→ **DATA RECORDS**
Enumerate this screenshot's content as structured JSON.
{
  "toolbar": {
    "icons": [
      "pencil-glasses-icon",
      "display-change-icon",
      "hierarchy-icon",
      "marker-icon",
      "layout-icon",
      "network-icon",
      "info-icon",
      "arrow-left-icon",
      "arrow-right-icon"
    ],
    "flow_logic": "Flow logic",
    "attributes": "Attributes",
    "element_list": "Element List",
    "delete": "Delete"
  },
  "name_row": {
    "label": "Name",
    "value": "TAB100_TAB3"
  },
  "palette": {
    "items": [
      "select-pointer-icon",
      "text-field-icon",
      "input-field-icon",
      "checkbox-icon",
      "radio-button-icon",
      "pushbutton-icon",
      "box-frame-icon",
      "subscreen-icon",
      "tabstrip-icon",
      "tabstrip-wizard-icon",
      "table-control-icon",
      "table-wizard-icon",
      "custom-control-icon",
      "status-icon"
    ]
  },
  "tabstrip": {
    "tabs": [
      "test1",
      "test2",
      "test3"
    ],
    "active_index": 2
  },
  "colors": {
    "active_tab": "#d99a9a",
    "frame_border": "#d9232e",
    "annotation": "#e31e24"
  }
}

→ **WORK TO COMPLETE**
Output every entry shown above, exactly.

→ **TASK OUTPUT**
Enumerate this screenshot's content as structured JSON.
{
  "toolbar": {
    "icons": [
      "pencil-glasses-icon",
      "display-change-icon",
      "hierarchy-icon",
      "marker-icon",
      "layout-icon",
      "network-icon",
      "info-icon",
      "arrow-left-icon",
      "arrow-right-icon"
    ],
    "flow_logic": "Flow logic",
    "attributes": "Attributes",
    "element_list": "Element List",
    "delete": "Delete"
  },
  "name_row": {
    "label": "Name",
    "value": "TAB100_TAB3"
  },
  "palette": {
    "items": [
      "select-pointer-icon",
      "text-field-icon",
      "input-field-icon",
      "checkbox-icon",
      "radio-button-icon",
      "pushbutton-icon",
      "box-frame-icon",
      "subscreen-icon",
      "tabstrip-icon",
      "tabstrip-wizard-icon",
      "table-control-icon",
      "table-wizard-icon",
      "custom-control-icon",
      "status-icon"
    ]
  },
  "tabstrip": {
    "tabs": [
      "test1",
      "test2",
      "test3"
    ],
    "active_index": 2
  },
  "colors": {
    "active_tab": "#d99a9a",
    "frame_border": "#d9232e",
    "annotation": "#e31e24"
  }
}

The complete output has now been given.